◆ **TASK**: Output all records precisely as written.

○ ○ ○ ○ ○

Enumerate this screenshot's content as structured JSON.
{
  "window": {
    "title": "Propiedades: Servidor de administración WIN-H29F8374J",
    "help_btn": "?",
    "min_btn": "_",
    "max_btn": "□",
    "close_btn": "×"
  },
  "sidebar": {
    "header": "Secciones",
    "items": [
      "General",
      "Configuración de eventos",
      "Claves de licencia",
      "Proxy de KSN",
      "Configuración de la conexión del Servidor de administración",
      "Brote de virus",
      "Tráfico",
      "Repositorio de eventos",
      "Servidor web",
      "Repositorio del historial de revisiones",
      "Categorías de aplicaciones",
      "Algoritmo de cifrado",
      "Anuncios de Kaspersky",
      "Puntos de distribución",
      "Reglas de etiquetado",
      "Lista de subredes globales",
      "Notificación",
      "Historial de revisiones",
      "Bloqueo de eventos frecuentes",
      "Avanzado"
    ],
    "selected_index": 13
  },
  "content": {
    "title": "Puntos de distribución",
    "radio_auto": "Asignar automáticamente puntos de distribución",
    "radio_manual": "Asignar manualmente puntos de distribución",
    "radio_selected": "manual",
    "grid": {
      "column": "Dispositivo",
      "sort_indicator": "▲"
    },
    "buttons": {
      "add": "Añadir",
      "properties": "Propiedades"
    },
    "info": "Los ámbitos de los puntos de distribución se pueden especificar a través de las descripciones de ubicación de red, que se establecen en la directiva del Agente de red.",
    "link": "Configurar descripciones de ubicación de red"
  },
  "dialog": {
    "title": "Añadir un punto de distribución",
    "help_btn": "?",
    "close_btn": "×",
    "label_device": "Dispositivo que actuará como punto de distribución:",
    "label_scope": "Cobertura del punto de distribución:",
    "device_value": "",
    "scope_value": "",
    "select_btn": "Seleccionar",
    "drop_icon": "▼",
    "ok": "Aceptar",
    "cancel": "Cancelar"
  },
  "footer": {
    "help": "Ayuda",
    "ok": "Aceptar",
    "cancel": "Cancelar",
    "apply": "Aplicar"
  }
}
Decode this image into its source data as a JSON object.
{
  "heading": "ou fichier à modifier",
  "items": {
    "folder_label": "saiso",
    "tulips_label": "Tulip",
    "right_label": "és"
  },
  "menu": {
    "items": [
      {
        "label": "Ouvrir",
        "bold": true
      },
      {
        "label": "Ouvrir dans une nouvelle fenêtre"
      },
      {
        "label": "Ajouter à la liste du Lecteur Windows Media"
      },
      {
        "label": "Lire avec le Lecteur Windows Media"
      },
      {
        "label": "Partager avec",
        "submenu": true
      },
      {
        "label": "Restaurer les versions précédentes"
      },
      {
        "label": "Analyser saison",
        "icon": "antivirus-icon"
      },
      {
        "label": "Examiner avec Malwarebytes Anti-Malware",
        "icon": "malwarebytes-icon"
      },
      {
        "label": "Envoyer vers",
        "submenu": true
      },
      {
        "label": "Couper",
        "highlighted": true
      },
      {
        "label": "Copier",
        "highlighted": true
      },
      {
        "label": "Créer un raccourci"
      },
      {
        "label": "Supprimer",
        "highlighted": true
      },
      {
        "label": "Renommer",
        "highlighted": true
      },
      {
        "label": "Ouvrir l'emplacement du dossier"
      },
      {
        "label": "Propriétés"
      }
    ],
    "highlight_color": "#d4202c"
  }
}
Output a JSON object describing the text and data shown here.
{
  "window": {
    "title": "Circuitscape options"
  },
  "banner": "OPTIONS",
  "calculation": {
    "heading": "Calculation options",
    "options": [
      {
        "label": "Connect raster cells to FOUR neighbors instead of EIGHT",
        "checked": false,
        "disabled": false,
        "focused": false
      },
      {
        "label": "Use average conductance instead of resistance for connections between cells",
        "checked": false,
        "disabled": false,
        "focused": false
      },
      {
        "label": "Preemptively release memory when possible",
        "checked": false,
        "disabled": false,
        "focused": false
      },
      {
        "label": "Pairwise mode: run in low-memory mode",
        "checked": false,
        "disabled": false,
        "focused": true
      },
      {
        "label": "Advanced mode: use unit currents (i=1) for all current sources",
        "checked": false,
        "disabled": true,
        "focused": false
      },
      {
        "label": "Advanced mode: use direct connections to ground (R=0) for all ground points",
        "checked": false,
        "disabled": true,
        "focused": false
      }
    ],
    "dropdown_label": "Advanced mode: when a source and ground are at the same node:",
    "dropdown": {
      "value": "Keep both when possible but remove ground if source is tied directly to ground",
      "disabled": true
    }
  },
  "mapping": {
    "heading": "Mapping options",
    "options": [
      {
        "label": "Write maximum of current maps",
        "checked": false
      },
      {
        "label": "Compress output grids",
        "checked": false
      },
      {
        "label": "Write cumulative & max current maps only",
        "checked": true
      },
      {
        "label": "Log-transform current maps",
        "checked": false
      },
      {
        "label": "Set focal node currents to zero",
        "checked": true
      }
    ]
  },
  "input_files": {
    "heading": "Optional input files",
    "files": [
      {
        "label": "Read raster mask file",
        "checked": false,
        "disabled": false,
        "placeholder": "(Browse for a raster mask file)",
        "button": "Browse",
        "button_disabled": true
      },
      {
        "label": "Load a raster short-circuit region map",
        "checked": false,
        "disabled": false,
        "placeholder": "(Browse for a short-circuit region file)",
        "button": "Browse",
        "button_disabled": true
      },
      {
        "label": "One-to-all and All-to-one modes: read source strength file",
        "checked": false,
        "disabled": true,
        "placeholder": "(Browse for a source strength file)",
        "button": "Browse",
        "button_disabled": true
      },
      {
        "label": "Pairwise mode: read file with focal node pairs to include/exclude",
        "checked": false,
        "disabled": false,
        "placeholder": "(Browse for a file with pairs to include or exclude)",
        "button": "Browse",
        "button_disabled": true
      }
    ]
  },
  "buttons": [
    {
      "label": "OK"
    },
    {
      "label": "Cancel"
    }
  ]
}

○ ○ ○ ○ ○

◆ **WRITTEN SOLUTION**:
Enumerate this screenshot's content as structured JSON.
{
  "window": {
    "title": "Propiedades: Servidor de administración WIN-H29F8374J",
    "help_btn": "?",
    "min_btn": "_",
    "max_btn": "□",
    "close_btn": "×"
  },
  "sidebar": {
    "header": "Secciones",
    "items": [
      "General",
      "Configuración de eventos",
      "Claves de licencia",
      "Proxy de KSN",
      "Configuración de la conexión del Servidor de administración",
      "Brote de virus",
      "Tráfico",
      "Repositorio de eventos",
      "Servidor web",
      "Repositorio del historial de revisiones",
      "Categorías de aplicaciones",
      "Algoritmo de cifrado",
      "Anuncios de Kaspersky",
      "Puntos de distribución",
      "Reglas de etiquetado",
      "Lista de subredes globales",
      "Notificación",
      "Historial de revisiones",
      "Bloqueo de eventos frecuentes",
      "Avanzado"
    ],
    "selected_index": 13
  },
  "content": {
    "title": "Puntos de distribución",
    "radio_auto": "Asignar automáticamente puntos de distribución",
    "radio_manual": "Asignar manualmente puntos de distribución",
    "radio_selected": "manual",
    "grid": {
      "column": "Dispositivo",
      "sort_indicator": "▲"
    },
    "buttons": {
      "add": "Añadir",
      "properties": "Propiedades"
    },
    "info": "Los ámbitos de los puntos de distribución se pueden especificar a través de las descripciones de ubicación de red, que se establecen en la directiva del Agente de red.",
    "link": "Configurar descripciones de ubicación de red"
  },
  "dialog": {
    "title": "Añadir un punto de distribución",
    "help_btn": "?",
    "close_btn": "×",
    "label_device": "Dispositivo que actuará como punto de distribución:",
    "label_scope": "Cobertura del punto de distribución:",
    "device_value": "",
    "scope_value": "",
    "select_btn": "Seleccionar",
    "drop_icon": "▼",
    "ok": "Aceptar",
    "cancel": "Cancelar"
  },
  "footer": {
    "help": "Ayuda",
    "ok": "Aceptar",
    "cancel": "Cancelar",
    "apply": "Aplicar"
  }
}
Decode this image into its source data as a JSON object.
{
  "heading": "ou fichier à modifier",
  "items": {
    "folder_label": "saiso",
    "tulips_label": "Tulip",
    "right_label": "és"
  },
  "menu": {
    "items": [
      {
        "label": "Ouvrir",
        "bold": true
      },
      {
        "label": "Ouvrir dans une nouvelle fenêtre"
      },
      {
        "label": "Ajouter à la liste du Lecteur Windows Media"
      },
      {
        "label": "Lire avec le Lecteur Windows Media"
      },
      {
        "label": "Partager avec",
        "submenu": true
      },
      {
        "label": "Restaurer les versions précédentes"
      },
      {
        "label": "Analyser saison",
        "icon": "antivirus-icon"
      },
      {
        "label": "Examiner avec Malwarebytes Anti-Malware",
        "icon": "malwarebytes-icon"
      },
      {
        "label": "Envoyer vers",
        "submenu": true
      },
      {
        "label": "Couper",
        "highlighted": true
      },
      {
        "label": "Copier",
        "highlighted": true
      },
      {
        "label": "Créer un raccourci"
      },
      {
        "label": "Supprimer",
        "highlighted": true
      },
      {
        "label": "Renommer",
        "highlighted": true
      },
      {
        "label": "Ouvrir l'emplacement du dossier"
      },
      {
        "label": "Propriétés"
      }
    ],
    "highlight_color": "#d4202c"
  }
}
Output a JSON object describing the text and data shown here.
{
  "window": {
    "title": "Circuitscape options"
  },
  "banner": "OPTIONS",
  "calculation": {
    "heading": "Calculation options",
    "options": [
      {
        "label": "Connect raster cells to FOUR neighbors instead of EIGHT",
        "checked": false,
        "disabled": false,
        "focused": false
      },
      {
        "label": "Use average conductance instead of resistance for connections between cells",
        "checked": false,
        "disabled": false,
        "focused": false
      },
      {
        "label": "Preemptively release memory when possible",
        "checked": false,
        "disabled": false,
        "focused": false
      },
      {
        "label": "Pairwise mode: run in low-memory mode",
        "checked": false,
        "disabled": false,
        "focused": true
      },
      {
        "label": "Advanced mode: use unit currents (i=1) for all current sources",
        "checked": false,
        "disabled": true,
        "focused": false
      },
      {
        "label": "Advanced mode: use direct connections to ground (R=0) for all ground points",
        "checked": false,
        "disabled": true,
        "focused": false
      }
    ],
    "dropdown_label": "Advanced mode: when a source and ground are at the same node:",
    "dropdown": {
      "value": "Keep both when possible but remove ground if source is tied directly to ground",
      "disabled": true
    }
  },
  "mapping": {
    "heading": "Mapping options",
    "options": [
      {
        "label": "Write maximum of current maps",
        "checked": false
      },
      {
        "label": "Compress output grids",
        "checked": false
      },
      {
        "label": "Write cumulative & max current maps only",
        "checked": true
      },
      {
        "label": "Log-transform current maps",
        "checked": false
      },
      {
        "label": "Set focal node currents to zero",
        "checked": true
      }
    ]
  },
  "input_files": {
    "heading": "Optional input files",
    "files": [
      {
        "label": "Read raster mask file",
        "checked": false,
        "disabled": false,
        "placeholder": "(Browse for a raster mask file)",
        "button": "Browse",
        "button_disabled": true
      },
      {
        "label": "Load a raster short-circuit region map",
        "checked": false,
        "disabled": false,
        "placeholder": "(Browse for a short-circuit region file)",
        "button": "Browse",
        "button_disabled": true
      },
      {
        "label": "One-to-all and All-to-one modes: read source strength file",
        "checked": false,
        "disabled": true,
        "placeholder": "(Browse for a source strength file)",
        "button": "Browse",
        "button_disabled": true
      },
      {
        "label": "Pairwise mode: read file with focal node pairs to include/exclude",
        "checked": false,
        "disabled": false,
        "placeholder": "(Browse for a file with pairs to include or exclude)",
        "button": "Browse",
        "button_disabled": true
      }
    ]
  },
  "buttons": [
    {
      "label": "OK"
    },
    {
      "label": "Cancel"
    }
  ]
}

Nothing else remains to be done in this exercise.